GOAL: In the listing below, locate the lines bearing the word "this". Copy every one of them.

[Dataset excerpt]

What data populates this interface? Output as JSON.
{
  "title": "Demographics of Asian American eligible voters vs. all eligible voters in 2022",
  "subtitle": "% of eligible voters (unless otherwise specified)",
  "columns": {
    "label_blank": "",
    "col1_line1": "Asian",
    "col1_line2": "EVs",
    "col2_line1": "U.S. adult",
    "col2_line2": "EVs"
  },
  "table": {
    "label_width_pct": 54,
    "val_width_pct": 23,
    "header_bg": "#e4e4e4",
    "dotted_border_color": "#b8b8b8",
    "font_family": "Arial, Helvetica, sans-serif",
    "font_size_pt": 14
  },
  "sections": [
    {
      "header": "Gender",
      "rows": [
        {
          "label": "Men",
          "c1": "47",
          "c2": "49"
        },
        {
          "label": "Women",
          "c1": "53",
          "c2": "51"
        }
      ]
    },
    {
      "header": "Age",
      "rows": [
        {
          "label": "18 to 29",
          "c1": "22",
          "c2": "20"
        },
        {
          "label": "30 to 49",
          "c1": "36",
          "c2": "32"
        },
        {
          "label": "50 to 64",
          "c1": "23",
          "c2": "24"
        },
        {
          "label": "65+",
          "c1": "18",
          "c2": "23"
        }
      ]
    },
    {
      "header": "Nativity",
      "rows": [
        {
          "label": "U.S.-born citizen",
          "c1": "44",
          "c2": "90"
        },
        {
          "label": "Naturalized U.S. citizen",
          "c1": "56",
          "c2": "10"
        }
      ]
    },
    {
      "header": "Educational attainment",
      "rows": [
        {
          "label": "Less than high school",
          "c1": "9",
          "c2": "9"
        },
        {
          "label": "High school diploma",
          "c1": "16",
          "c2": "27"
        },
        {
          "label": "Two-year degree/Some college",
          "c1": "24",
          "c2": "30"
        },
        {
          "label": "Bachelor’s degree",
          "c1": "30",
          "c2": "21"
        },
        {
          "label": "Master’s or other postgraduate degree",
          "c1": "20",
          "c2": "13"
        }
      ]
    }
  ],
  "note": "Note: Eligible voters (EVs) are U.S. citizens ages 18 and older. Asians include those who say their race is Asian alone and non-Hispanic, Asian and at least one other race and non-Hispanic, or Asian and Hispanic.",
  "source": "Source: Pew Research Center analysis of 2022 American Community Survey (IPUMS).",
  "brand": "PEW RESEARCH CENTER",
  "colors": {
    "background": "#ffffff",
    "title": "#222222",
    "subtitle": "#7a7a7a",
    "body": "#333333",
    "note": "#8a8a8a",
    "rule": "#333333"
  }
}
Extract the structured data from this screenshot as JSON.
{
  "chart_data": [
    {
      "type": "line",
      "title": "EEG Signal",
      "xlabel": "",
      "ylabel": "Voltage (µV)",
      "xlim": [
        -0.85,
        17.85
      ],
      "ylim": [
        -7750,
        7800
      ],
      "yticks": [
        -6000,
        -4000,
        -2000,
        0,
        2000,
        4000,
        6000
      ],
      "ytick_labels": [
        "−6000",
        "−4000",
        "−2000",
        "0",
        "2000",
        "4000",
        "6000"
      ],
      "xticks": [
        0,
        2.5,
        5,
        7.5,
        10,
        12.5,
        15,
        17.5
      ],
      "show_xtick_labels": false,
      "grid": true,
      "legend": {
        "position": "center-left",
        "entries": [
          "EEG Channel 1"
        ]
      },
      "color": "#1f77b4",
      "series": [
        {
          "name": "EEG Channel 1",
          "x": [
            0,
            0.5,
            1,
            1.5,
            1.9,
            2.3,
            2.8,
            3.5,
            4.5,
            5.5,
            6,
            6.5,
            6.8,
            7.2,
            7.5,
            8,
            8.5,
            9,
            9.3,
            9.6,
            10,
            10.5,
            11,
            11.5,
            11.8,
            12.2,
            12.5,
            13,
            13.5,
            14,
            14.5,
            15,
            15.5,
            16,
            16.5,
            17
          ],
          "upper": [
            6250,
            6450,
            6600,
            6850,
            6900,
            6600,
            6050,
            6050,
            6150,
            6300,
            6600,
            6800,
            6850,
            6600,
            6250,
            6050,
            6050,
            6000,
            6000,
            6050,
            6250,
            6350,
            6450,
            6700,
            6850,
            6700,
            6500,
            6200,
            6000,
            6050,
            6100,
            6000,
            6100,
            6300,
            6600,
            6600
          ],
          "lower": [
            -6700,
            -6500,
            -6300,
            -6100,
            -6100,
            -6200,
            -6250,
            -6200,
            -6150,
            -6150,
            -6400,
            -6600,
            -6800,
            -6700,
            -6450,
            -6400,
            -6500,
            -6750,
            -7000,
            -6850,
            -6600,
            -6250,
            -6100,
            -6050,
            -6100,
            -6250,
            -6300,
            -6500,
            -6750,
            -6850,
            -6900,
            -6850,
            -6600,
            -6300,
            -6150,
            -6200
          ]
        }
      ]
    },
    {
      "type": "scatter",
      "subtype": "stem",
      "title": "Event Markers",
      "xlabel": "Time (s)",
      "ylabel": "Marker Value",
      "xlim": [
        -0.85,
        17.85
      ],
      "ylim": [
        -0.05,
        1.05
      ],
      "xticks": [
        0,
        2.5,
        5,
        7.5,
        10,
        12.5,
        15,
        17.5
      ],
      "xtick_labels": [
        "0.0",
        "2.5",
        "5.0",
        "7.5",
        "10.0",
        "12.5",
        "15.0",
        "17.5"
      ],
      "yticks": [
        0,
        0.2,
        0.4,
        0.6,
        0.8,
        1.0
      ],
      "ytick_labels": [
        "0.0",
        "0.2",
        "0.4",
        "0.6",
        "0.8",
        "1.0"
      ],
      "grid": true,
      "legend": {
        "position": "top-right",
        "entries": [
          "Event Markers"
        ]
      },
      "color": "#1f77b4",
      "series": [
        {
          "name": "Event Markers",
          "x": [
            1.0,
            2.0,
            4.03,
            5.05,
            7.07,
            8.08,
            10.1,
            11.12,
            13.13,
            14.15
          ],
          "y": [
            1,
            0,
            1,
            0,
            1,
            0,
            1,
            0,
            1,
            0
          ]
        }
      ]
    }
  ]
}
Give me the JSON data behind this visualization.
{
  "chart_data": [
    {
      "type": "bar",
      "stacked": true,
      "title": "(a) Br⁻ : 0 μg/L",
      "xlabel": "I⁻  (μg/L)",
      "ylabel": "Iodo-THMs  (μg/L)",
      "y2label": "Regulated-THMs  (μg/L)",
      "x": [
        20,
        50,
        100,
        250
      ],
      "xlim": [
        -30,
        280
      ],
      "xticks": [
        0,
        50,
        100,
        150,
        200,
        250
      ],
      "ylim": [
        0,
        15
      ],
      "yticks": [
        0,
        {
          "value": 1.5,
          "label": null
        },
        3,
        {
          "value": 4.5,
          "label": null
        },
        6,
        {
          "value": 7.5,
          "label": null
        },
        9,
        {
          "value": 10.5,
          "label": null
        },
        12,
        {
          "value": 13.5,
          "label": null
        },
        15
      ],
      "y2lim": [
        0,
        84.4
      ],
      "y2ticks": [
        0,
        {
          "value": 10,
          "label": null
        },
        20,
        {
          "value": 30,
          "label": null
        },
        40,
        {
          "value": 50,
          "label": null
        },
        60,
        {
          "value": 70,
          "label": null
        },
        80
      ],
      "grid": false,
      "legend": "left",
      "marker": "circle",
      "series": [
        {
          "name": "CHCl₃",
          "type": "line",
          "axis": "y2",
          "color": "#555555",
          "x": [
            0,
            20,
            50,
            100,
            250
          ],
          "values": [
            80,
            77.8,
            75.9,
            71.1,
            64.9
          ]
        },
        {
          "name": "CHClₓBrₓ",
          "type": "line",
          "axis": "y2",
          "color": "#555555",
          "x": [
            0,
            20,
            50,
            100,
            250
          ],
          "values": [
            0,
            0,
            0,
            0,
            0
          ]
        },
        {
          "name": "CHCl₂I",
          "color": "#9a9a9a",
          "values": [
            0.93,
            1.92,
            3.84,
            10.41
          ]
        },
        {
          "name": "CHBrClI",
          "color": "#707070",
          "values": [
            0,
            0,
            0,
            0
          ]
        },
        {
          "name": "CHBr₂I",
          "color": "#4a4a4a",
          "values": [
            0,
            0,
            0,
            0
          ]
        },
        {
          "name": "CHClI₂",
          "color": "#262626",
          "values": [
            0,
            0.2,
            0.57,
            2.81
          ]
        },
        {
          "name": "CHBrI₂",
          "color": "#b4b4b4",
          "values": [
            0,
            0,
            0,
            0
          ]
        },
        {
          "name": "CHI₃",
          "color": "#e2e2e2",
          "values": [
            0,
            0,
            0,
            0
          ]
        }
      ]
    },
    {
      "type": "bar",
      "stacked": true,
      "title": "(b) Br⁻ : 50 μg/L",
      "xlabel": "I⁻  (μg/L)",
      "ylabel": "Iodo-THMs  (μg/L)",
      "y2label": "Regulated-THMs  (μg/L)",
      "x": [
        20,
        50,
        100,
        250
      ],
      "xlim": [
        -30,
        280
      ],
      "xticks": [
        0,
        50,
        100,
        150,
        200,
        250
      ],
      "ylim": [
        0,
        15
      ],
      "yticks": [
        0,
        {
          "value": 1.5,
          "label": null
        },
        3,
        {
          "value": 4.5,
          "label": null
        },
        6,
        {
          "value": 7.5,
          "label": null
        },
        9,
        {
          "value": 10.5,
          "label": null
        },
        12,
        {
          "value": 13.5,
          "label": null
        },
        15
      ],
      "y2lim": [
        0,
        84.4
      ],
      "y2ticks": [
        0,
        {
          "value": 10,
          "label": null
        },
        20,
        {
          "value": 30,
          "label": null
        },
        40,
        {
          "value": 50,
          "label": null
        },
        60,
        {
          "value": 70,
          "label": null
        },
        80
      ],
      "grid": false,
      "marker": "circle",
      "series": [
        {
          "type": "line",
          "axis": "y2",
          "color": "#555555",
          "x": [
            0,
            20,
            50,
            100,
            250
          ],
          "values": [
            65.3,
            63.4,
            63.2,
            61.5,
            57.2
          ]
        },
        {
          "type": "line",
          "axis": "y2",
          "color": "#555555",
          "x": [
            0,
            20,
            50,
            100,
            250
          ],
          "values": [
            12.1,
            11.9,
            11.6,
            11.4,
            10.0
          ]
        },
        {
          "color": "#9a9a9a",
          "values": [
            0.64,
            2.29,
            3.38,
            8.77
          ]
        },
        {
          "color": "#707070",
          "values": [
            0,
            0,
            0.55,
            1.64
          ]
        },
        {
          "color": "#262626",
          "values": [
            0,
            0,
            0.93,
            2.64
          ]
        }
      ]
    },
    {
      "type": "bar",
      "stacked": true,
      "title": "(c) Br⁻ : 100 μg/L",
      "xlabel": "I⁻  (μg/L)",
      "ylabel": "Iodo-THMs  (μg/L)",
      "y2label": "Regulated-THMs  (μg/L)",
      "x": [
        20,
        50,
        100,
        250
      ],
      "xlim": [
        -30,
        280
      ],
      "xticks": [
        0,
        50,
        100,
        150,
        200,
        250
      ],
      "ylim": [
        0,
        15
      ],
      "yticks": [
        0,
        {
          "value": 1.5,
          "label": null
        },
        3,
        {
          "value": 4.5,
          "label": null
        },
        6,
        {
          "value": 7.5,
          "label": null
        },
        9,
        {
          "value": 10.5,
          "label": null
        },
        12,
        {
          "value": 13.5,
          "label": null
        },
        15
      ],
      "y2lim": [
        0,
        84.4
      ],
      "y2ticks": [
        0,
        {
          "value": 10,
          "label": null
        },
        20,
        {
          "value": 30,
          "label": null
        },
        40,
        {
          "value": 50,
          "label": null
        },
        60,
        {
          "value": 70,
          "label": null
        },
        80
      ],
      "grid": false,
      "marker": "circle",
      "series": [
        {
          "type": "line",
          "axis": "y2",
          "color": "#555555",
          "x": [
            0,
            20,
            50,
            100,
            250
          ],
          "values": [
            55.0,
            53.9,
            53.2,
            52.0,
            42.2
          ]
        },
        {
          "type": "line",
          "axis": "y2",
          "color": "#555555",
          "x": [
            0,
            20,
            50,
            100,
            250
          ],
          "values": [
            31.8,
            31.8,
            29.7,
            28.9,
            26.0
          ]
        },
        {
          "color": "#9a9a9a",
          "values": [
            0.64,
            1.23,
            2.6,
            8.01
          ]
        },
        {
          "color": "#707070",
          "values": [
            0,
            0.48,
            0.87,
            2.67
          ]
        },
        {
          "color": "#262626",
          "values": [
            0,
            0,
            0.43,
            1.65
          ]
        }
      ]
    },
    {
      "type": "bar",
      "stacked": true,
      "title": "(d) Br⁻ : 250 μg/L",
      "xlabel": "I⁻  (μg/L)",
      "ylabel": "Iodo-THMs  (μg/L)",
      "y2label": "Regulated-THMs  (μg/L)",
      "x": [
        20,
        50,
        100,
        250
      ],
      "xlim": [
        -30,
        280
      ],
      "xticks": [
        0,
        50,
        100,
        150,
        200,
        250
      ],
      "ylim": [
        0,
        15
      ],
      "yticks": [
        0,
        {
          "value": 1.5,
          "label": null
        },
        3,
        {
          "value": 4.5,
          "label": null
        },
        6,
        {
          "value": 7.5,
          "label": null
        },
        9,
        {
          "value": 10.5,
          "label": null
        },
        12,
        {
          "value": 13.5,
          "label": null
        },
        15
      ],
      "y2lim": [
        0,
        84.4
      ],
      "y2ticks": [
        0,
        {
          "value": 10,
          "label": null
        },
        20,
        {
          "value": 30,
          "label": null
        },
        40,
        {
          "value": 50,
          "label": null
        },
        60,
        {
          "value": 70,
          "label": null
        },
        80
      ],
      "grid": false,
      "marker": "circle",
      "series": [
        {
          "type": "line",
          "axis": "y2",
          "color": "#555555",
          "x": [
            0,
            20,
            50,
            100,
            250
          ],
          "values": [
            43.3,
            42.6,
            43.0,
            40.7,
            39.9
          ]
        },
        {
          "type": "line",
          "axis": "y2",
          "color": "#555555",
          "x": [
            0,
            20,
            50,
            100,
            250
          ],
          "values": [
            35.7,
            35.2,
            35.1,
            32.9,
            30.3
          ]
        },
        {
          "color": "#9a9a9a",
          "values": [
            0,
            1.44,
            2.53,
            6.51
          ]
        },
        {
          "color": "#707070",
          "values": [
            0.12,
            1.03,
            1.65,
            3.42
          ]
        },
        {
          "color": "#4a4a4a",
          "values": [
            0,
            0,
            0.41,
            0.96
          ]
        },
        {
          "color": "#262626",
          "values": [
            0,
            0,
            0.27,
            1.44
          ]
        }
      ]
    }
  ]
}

EXERCISE ANSWER:
What data populates this interface? Output as JSON.
Extract the structured data from this screenshot as JSON.
Give me the JSON data behind this visualization.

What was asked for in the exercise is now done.